Recorded data:
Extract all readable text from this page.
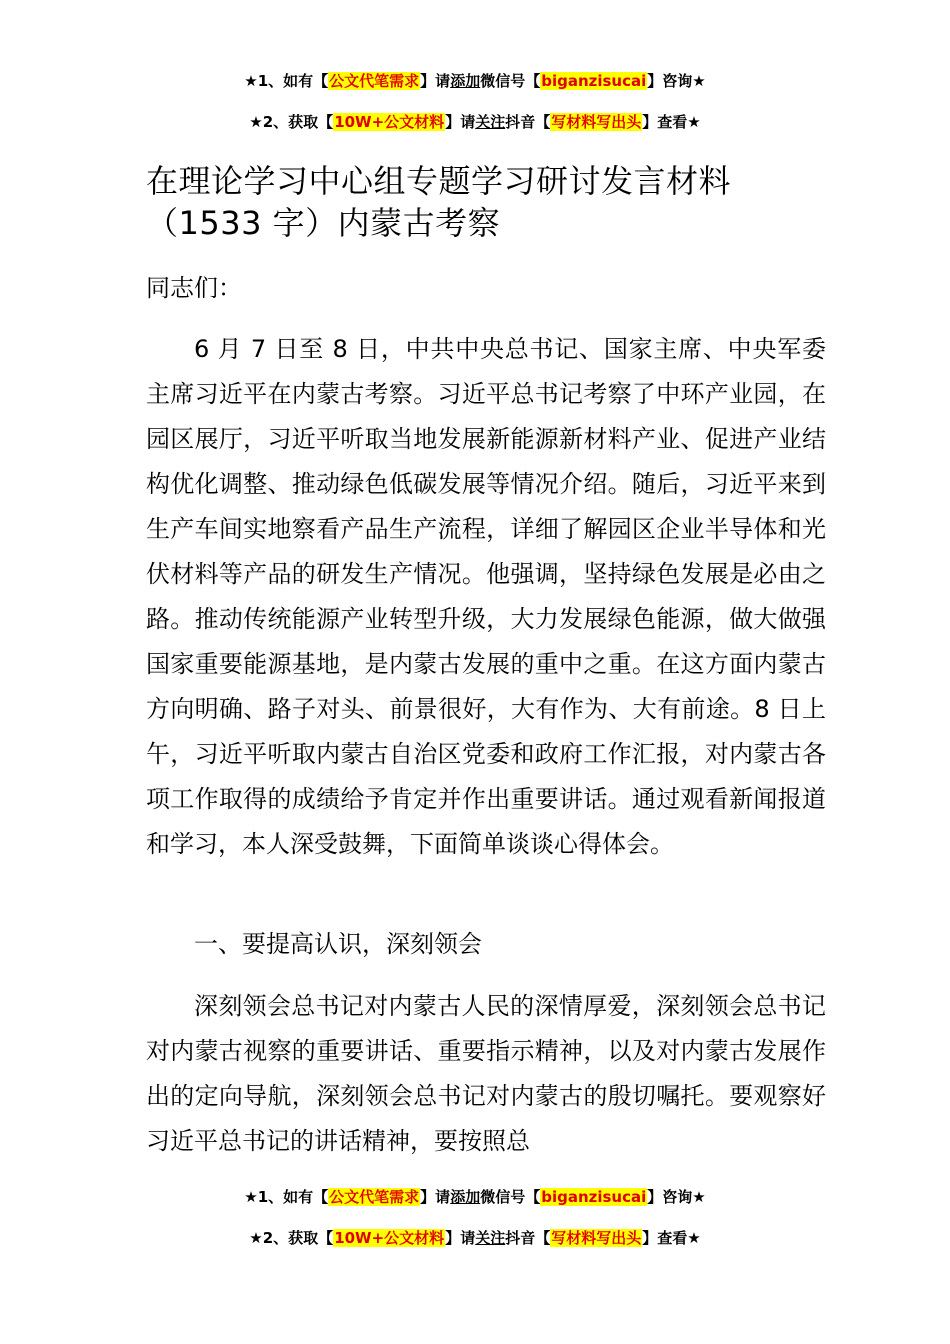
★1、如有【公文代笔需求】请添加微信号【biganzisucai】咨询★
★2、获取【10W+公文材料】请关注抖音【写材料写出头】查看★
在理论学习中心组专题学习研讨发言材料
（1533 字）内蒙古考察
同志们：
6 月 7 日至 8 日，中共中央总书记、国家主席、中央军委主席习近平在内蒙古考察。习近平总书记考察了中环产业园，在园区展厅，习近平听取当地发展新能源新材料产业、促进产业结构优化调整、推动绿色低碳发展等情况介绍。随后，习近平来到生产车间实地察看产品生产流程，详细了解园区企业半导体和光伏材料等产品的研发生产情况。他强调，坚持绿色发展是必由之路。推动传统能源产业转型升级，大力发展绿色能源，做大做强国家重要能源基地，是内蒙古发展的重中之重。在这方面内蒙古方向明确、路子对头、前景很好，大有作为、大有前途。8 日上午，习近平听取内蒙古自治区党委和政府工作汇报，对内蒙古各项工作取得的成绩给予肯定并作出重要讲话。通过观看新闻报道和学习，本人深受鼓舞，下面简单谈谈心得体会。
一、要提高认识，深刻领会
深刻领会总书记对内蒙古人民的深情厚爱，深刻领会总书记对内蒙古视察的重要讲话、重要指示精神，以及对内蒙古发展作出的定向导航，深刻领会总书记对内蒙古的殷切嘱托。要观察好习近平总书记的讲话精神，要按照总
★1、如有【公文代笔需求】请添加微信号【biganzisucai】咨询★
★2、获取【10W+公文材料】请关注抖音【写材料写出头】查看★
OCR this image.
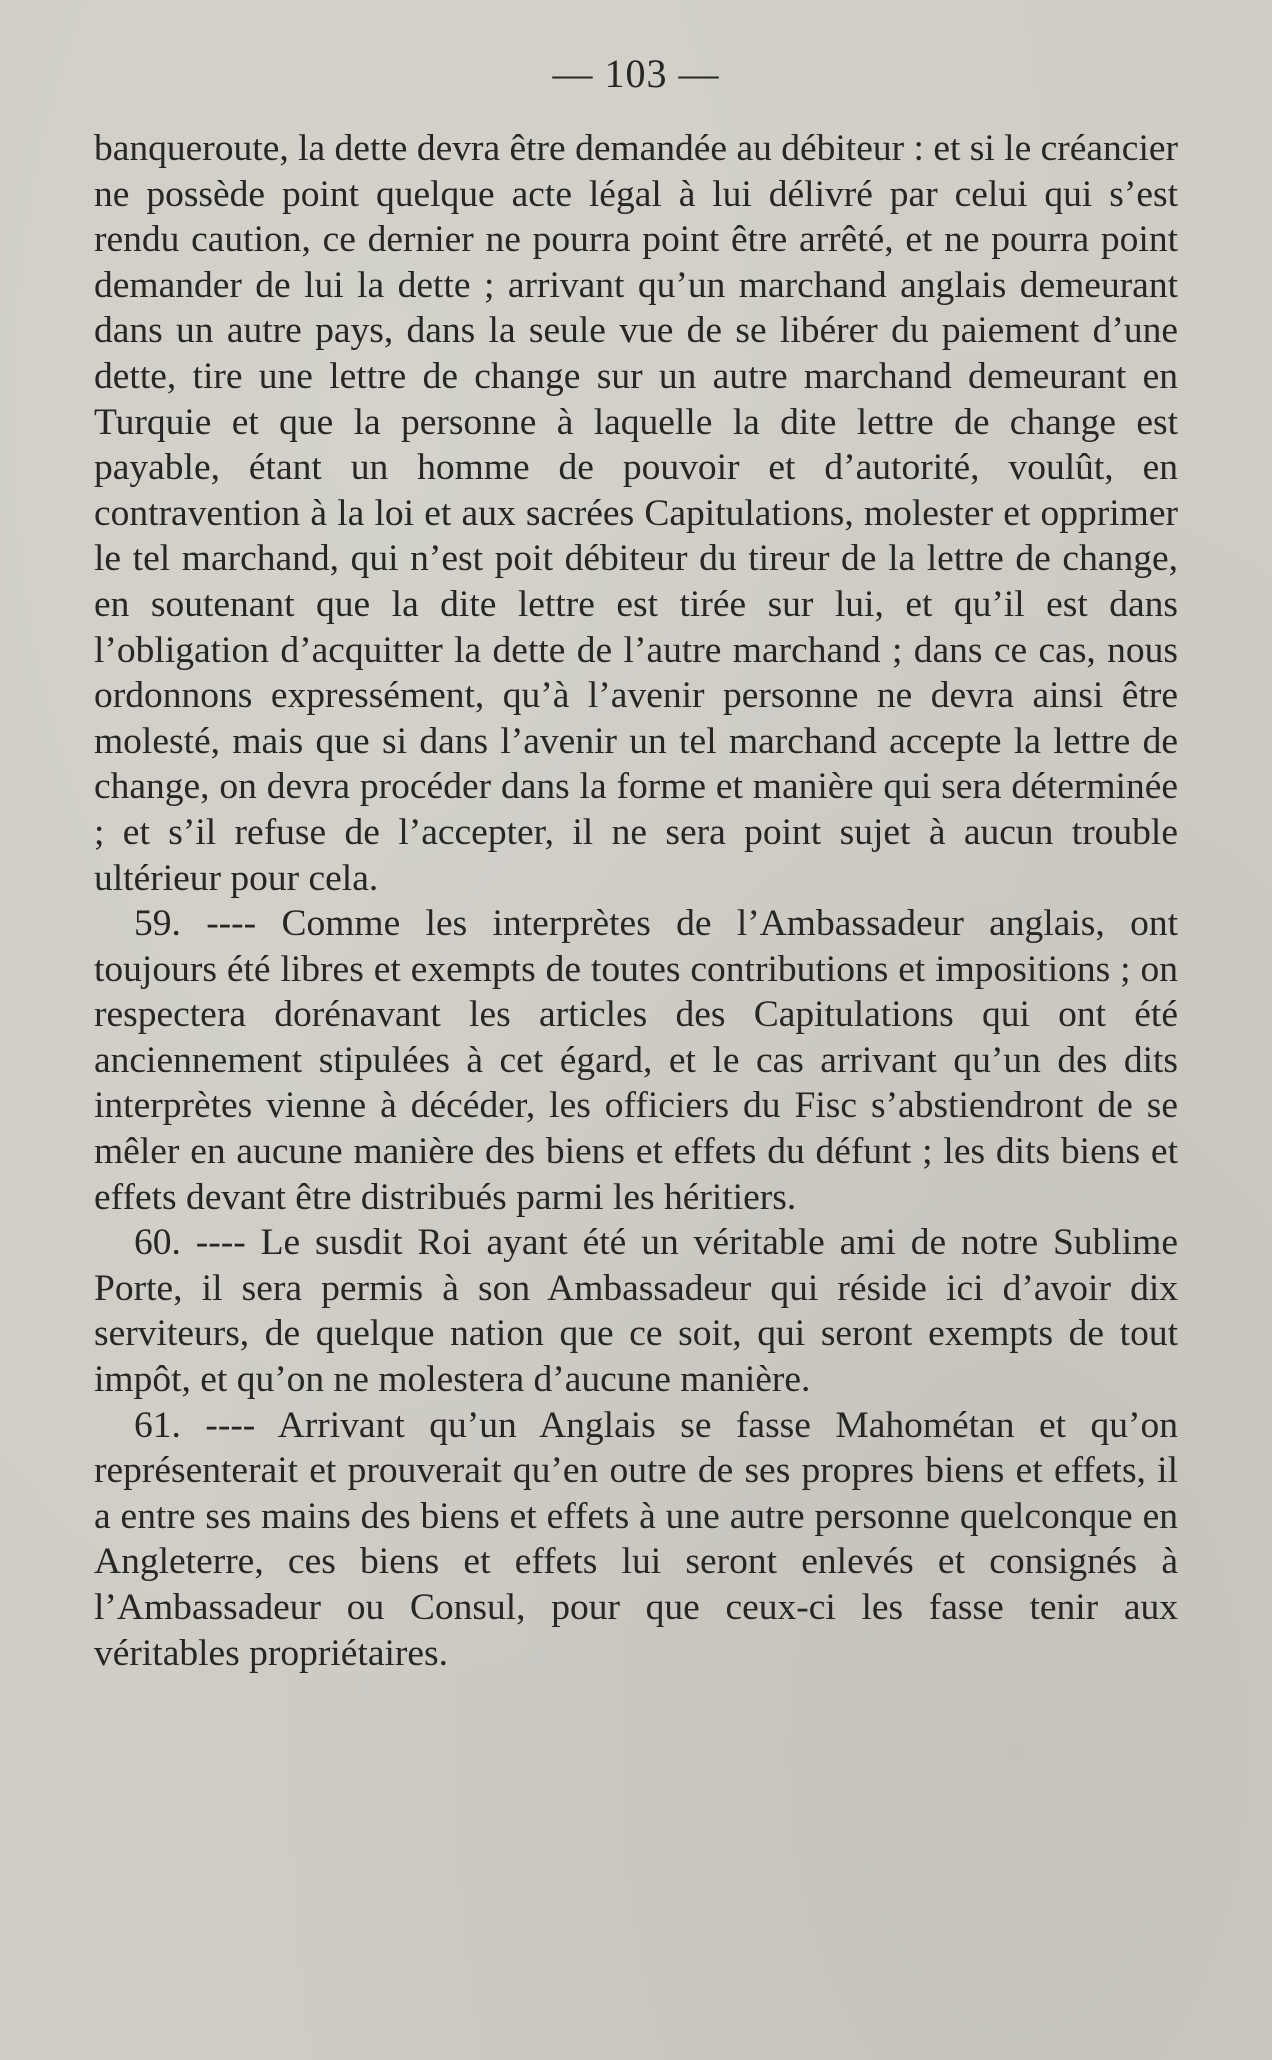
— 103 —

banqueroute, la dette devra être demandée au débiteur : et si le créancier ne possède point quelque acte légal à lui délivré par celui qui s’est rendu caution, ce dernier ne pourra point être arrêté, et ne pourra point demander de lui la dette ; arrivant qu’un marchand anglais demeurant dans un autre pays, dans la seule vue de se libérer du paiement d’une dette, tire une lettre de change sur un autre marchand demeurant en Turquie et que la personne à laquelle la dite lettre de change est payable, étant un homme de pouvoir et d’autorité, voulût, en contravention à la loi et aux sacrées Capitulations, molester et opprimer le tel marchand, qui n’est poit débiteur du tireur de la lettre de change, en soutenant que la dite lettre est tirée sur lui, et qu’il est dans l’obligation d’acquitter la dette de l’autre marchand ; dans ce cas, nous ordonnons expressément, qu’à l’avenir personne ne devra ainsi être molesté, mais que si dans l’avenir un tel marchand accepte la lettre de change, on devra procéder dans la forme et manière qui sera déterminée ; et s’il refuse de l’accepter, il ne sera point sujet à aucun trouble ultérieur pour cela.

59. ---- Comme les interprètes de l’Ambassadeur anglais, ont toujours été libres et exempts de toutes contributions et impositions ; on respectera dorénavant les articles des Capitulations qui ont été anciennement stipulées à cet égard, et le cas arrivant qu’un des dits interprètes vienne à décéder, les officiers du Fisc s’abstiendront de se mêler en aucune manière des biens et effets du défunt ; les dits biens et effets devant être distribués parmi les héritiers.

60. ---- Le susdit Roi ayant été un véritable ami de notre Sublime Porte, il sera permis à son Ambassadeur qui réside ici d’avoir dix serviteurs, de quelque nation que ce soit, qui seront exempts de tout impôt, et qu’on ne molestera d’aucune manière.

61. ---- Arrivant qu’un Anglais se fasse Mahométan et qu’on représenterait et prouverait qu’en outre de ses propres biens et effets, il a entre ses mains des biens et effets à une autre personne quelconque en Angleterre, ces biens et effets lui seront enlevés et consignés à l’Ambassadeur ou Consul, pour que ceux-ci les fasse tenir aux véritables propriétaires.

THE EXERCISE: From the data, list each line in which the string "this" appears.

THE RESULT:
Extract all readable text from this page.
OCR this image.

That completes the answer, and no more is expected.